● Stated exercise:
Copy the listing below in full and skip every picture.

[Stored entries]
____

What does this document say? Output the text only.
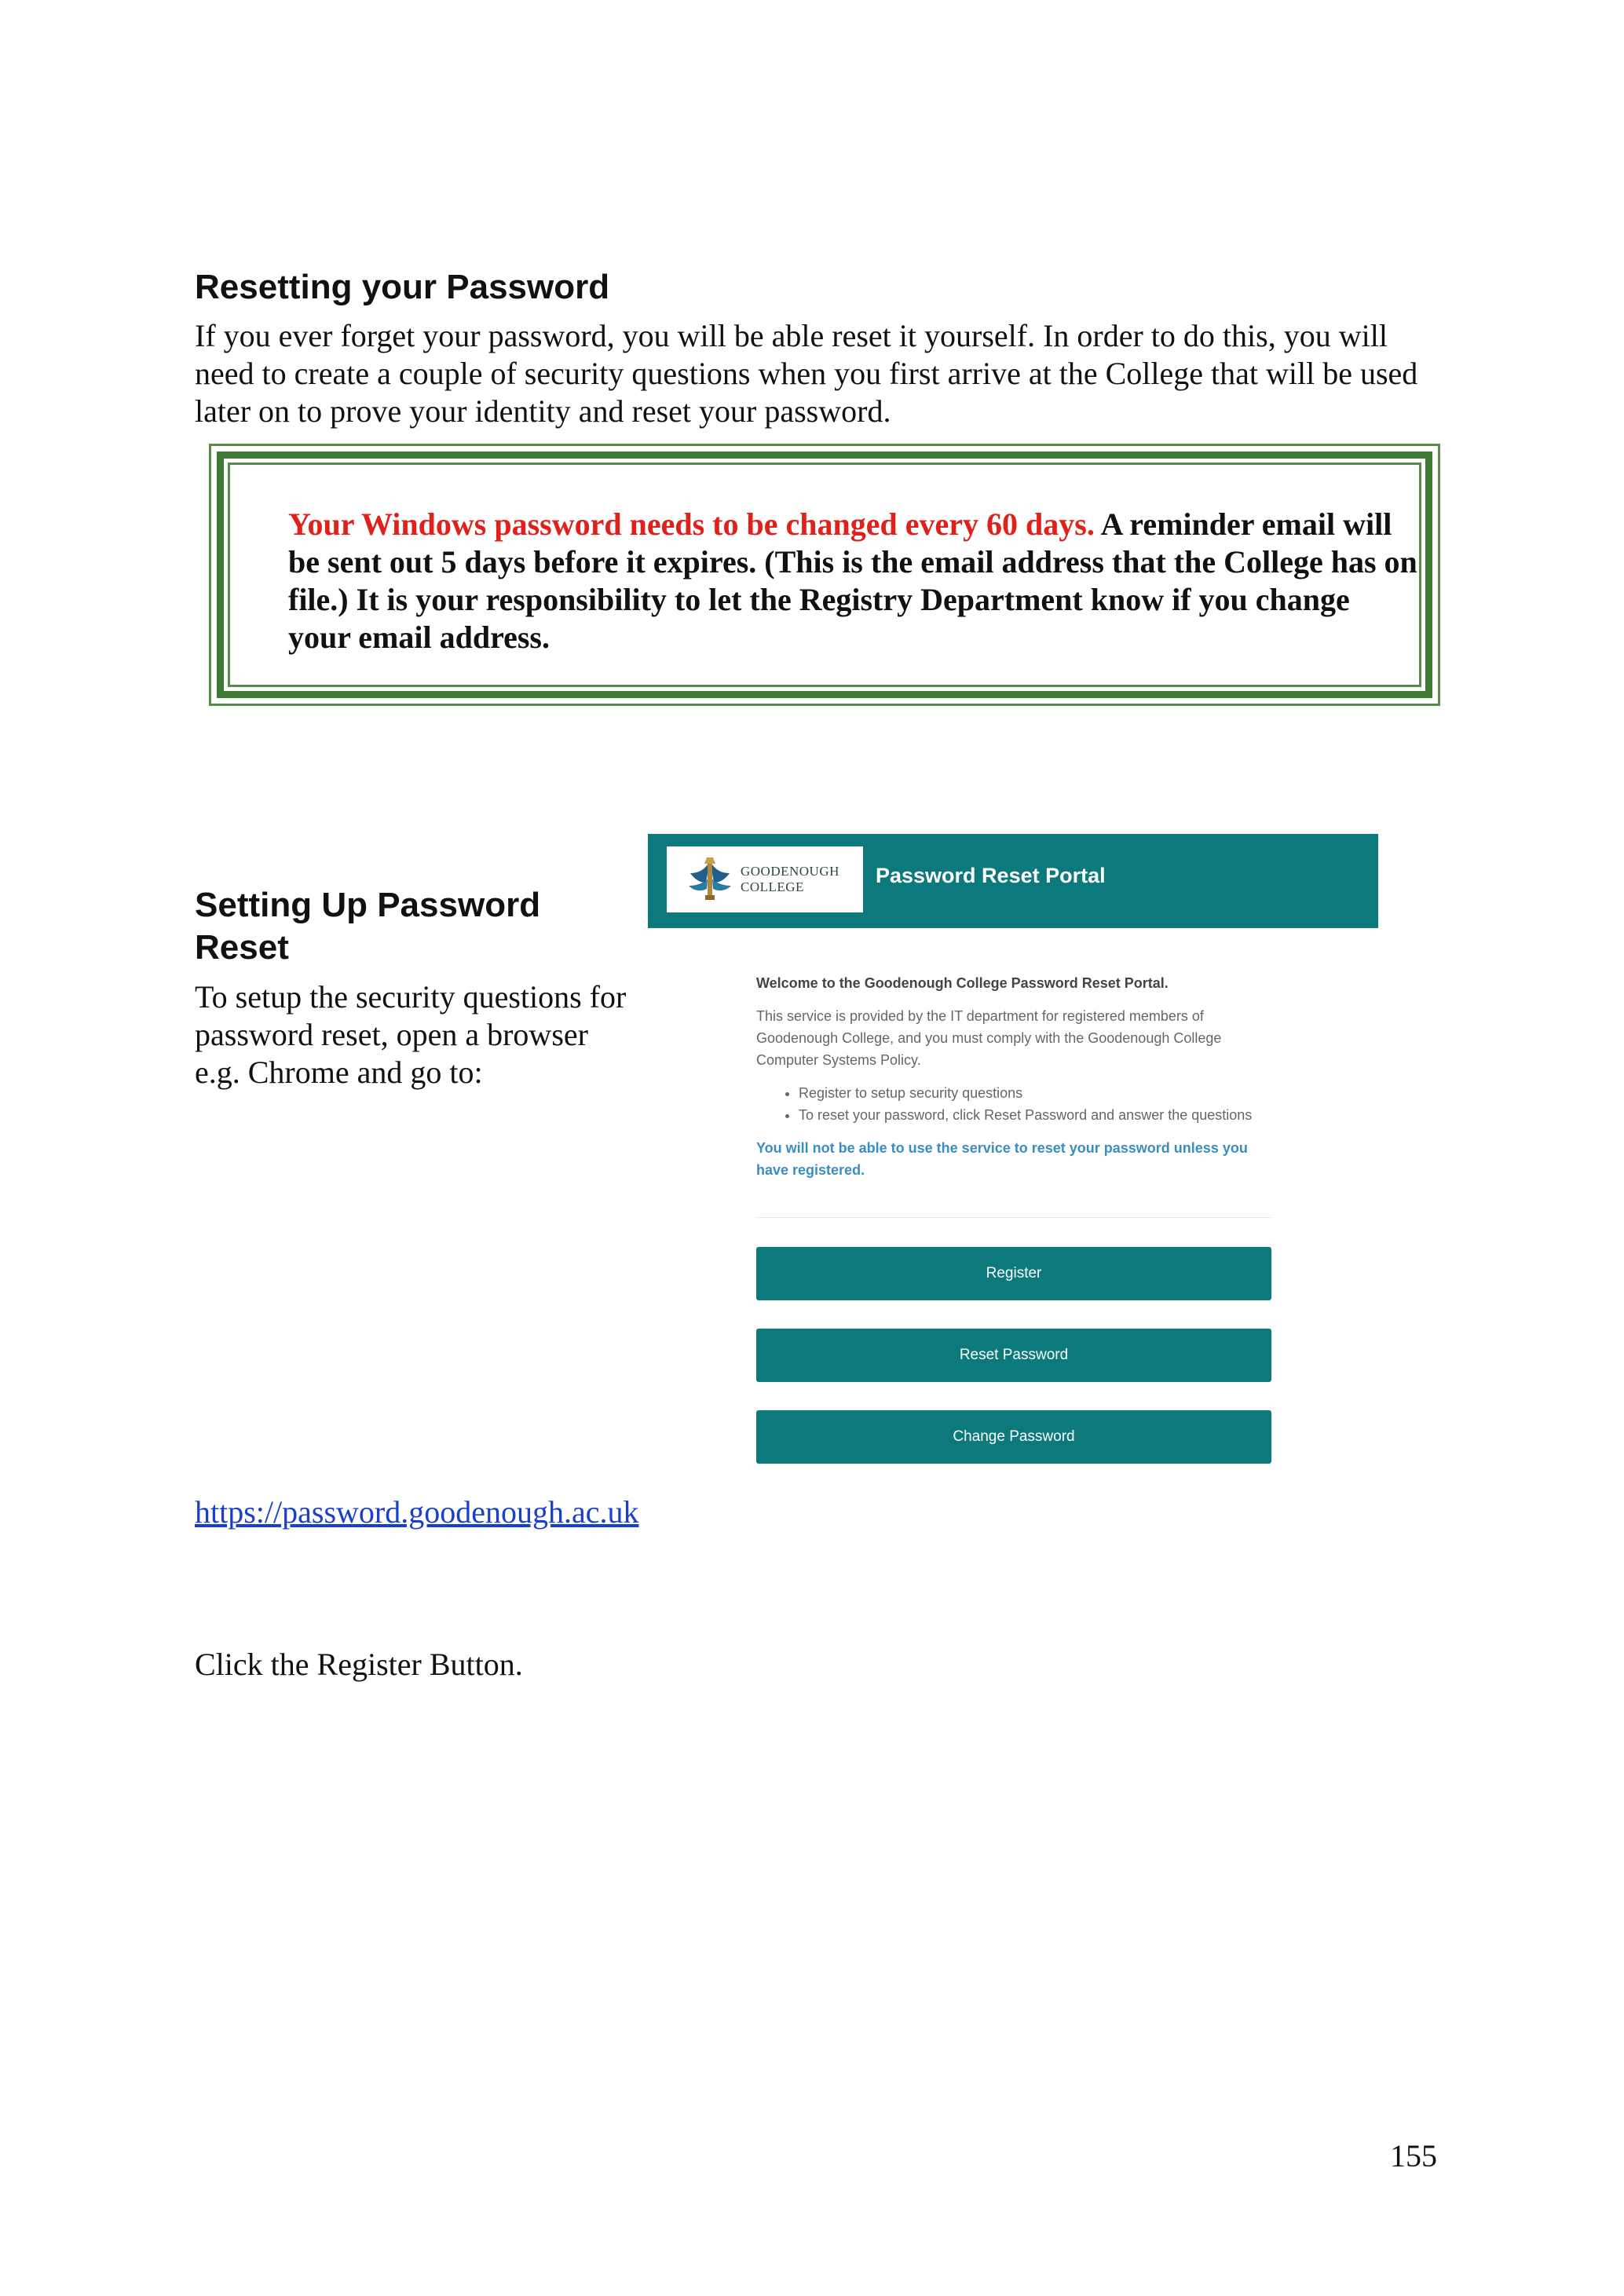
Resetting your Password
If you ever forget your password, you will be able reset it yourself. In order to do this, you will need to create a couple of security questions when you first arrive at the College that will be used later on to prove your identity and reset your password.
Your Windows password needs to be changed every 60 days. A reminder email will be sent out 5 days before it expires. (This is the email address that the College has on file.) It is your responsibility to let the Registry Department know if you change your email address.
Setting Up Password Reset
To setup the security questions for password reset, open a browser e.g. Chrome and go to:
GOODENOUGH
COLLEGE	Password Reset Portal

Welcome to the Goodenough College Password Reset Portal.

This service is provided by the IT department for registered members of Goodenough College, and you must comply with the Goodenough College Computer Systems Policy.

• Register to setup security questions
• To reset your password, click Reset Password and answer the questions

You will not be able to use the service to reset your password unless you have registered.

Register
Reset Password
Change Password
https://password.goodenough.ac.uk
Click the Register Button.
155
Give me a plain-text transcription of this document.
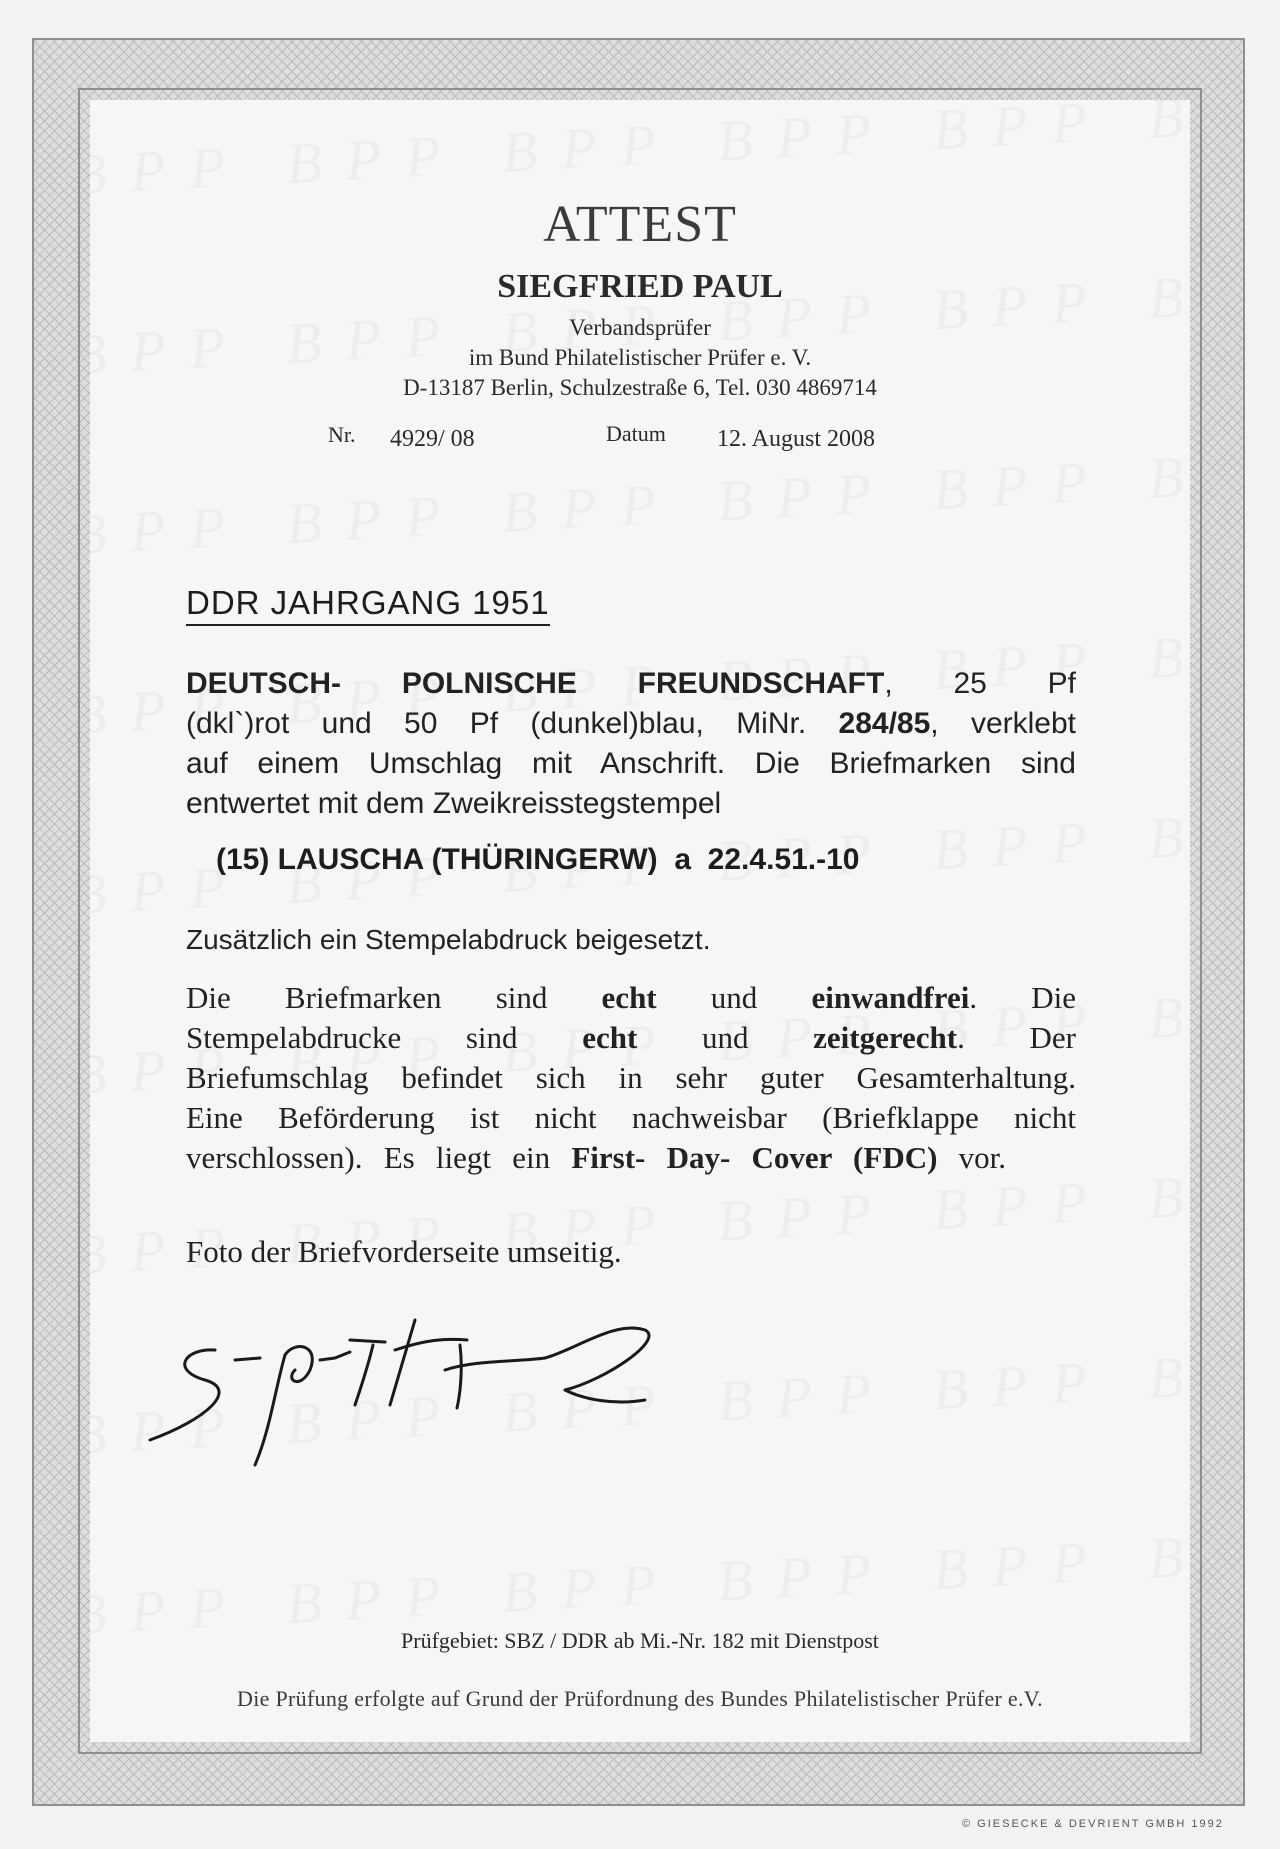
ATTEST
SIEGFRIED PAUL
Verbandsprüfer
im Bund Philatelistischer Prüfer e. V.
D-13187 Berlin, Schulzestraße 6, Tel. 030 4869714
Nr. 4929/ 08	Datum 12. August 2008
DDR JAHRGANG 1951
DEUTSCH- POLNISCHE FREUNDSCHAFT, 25 Pf
(dkl`)rot und 50 Pf (dunkel)blau, MiNr. 284/85, verklebt
auf einem Umschlag mit Anschrift. Die Briefmarken sind
entwertet mit dem Zweikreisstegstempel
(15) LAUSCHA (THÜRINGERW)  a  22.4.51.-10
Zusätzlich ein Stempelabdruck beigesetzt.
Die Briefmarken sind echt und einwandfrei. Die
Stempelabdrucke sind echt und zeitgerecht. Der
Briefumschlag befindet sich in sehr guter Gesamterhaltung.
Eine Beförderung ist nicht nachweisbar (Briefklappe nicht
verschlossen). Es liegt ein First- Day- Cover (FDC) vor.
Foto der Briefvorderseite umseitig.
Prüfgebiet: SBZ / DDR ab Mi.-Nr. 182 mit Dienstpost
Die Prüfung erfolgte auf Grund der Prüfordnung des Bundes Philatelistischer Prüfer e.V.
© GIESECKE & DEVRIENT GMBH 1992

____

● Solution for this problem:
What does this document say? Output the text only.
Resetting your Password
If you ever forget your password, you will be able reset it yourself. In order to do this, you will need to create a couple of security questions when you first arrive at the College that will be used later on to prove your identity and reset your password.
Your Windows password needs to be changed every 60 days. A reminder email will be sent out 5 days before it expires. (This is the email address that the College has on file.) It is your responsibility to let the Registry Department know if you change your email address.
Setting Up Password Reset
To setup the security questions for password reset, open a browser e.g. Chrome and go to:
GOODENOUGH
COLLEGE	Password Reset Portal

Welcome to the Goodenough College Password Reset Portal.

This service is provided by the IT department for registered members of Goodenough College, and you must comply with the Goodenough College Computer Systems Policy.

• Register to setup security questions
• To reset your password, click Reset Password and answer the questions

You will not be able to use the service to reset your password unless you have registered.

Register
Reset Password
Change Password
https://password.goodenough.ac.uk
Click the Register Button.
155
Give me a plain-text transcription of this document.
ATTEST
SIEGFRIED PAUL
Verbandsprüfer
im Bund Philatelistischer Prüfer e. V.
D-13187 Berlin, Schulzestraße 6, Tel. 030 4869714
Nr. 4929/ 08	Datum 12. August 2008
DDR JAHRGANG 1951
DEUTSCH- POLNISCHE FREUNDSCHAFT, 25 Pf
(dkl`)rot und 50 Pf (dunkel)blau, MiNr. 284/85, verklebt
auf einem Umschlag mit Anschrift. Die Briefmarken sind
entwertet mit dem Zweikreisstegstempel
(15) LAUSCHA (THÜRINGERW)  a  22.4.51.-10
Zusätzlich ein Stempelabdruck beigesetzt.
Die Briefmarken sind echt und einwandfrei. Die
Stempelabdrucke sind echt und zeitgerecht. Der
Briefumschlag befindet sich in sehr guter Gesamterhaltung.
Eine Beförderung ist nicht nachweisbar (Briefklappe nicht
verschlossen). Es liegt ein First- Day- Cover (FDC) vor.
Foto der Briefvorderseite umseitig.
Prüfgebiet: SBZ / DDR ab Mi.-Nr. 182 mit Dienstpost
Die Prüfung erfolgte auf Grund der Prüfordnung des Bundes Philatelistischer Prüfer e.V.
© GIESECKE & DEVRIENT GMBH 1992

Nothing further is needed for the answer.